YOUR OBJECTIVE: Copy each line below in which the word "NCA와" occurs.

---------- DATA FOR THIS TASK

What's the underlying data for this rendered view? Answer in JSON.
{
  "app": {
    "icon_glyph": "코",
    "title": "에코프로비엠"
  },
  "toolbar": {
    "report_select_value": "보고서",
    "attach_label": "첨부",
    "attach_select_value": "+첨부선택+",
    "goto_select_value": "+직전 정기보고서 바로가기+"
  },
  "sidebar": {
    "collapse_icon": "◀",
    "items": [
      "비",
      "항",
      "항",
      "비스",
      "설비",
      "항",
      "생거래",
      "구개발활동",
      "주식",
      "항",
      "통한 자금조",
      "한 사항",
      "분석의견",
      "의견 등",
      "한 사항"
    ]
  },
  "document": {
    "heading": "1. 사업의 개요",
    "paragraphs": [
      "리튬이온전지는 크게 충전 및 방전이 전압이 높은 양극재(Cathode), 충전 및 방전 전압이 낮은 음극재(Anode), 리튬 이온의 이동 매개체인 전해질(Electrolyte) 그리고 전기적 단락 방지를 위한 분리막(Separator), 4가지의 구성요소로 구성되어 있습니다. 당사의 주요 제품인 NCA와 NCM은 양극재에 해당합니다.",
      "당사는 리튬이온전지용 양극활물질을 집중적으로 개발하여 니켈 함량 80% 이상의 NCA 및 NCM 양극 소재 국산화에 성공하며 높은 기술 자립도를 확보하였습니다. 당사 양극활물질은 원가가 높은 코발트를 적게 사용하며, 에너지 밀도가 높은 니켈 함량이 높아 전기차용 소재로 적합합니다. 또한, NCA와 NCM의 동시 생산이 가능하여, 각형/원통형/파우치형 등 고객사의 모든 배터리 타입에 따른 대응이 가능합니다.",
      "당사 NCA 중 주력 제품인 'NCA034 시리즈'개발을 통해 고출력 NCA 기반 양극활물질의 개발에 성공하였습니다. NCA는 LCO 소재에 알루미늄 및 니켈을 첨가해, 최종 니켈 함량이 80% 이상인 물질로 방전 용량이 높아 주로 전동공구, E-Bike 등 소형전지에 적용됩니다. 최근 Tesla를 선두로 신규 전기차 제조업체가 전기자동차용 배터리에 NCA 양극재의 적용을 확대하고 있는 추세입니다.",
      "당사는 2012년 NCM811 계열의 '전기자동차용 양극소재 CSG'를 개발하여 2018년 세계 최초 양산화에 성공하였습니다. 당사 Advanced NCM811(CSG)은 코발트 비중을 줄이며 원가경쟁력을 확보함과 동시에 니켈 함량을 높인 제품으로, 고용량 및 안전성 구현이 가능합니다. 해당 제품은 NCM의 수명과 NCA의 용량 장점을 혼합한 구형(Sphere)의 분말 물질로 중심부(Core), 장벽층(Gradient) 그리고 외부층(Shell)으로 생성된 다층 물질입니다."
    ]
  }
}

--------------------

EXERCISE OUTPUT:
      "리튬이온전지는 크게 충전 및 방전이 전압이 높은 양극재(Cathode), 충전 및 방전 전압이 낮은 음극재(Anode), 리튬 이온의 이동 매개체인 전해질(Electrolyte) 그리고 전기적 단락 방지를 위한 분리막(Separator), 4가지의 구성요소로 구성되어 있습니다. 당사의 주요 제품인 NCA와 NCM은 양극재에 해당합니다.",
      "당사는 리튬이온전지용 양극활물질을 집중적으로 개발하여 니켈 함량 80% 이상의 NCA 및 NCM 양극 소재 국산화에 성공하며 높은 기술 자립도를 확보하였습니다. 당사 양극활물질은 원가가 높은 코발트를 적게 사용하며, 에너지 밀도가 높은 니켈 함량이 높아 전기차용 소재로 적합합니다. 또한, NCA와 NCM의 동시 생산이 가능하여, 각형/원통형/파우치형 등 고객사의 모든 배터리 타입에 따른 대응이 가능합니다.",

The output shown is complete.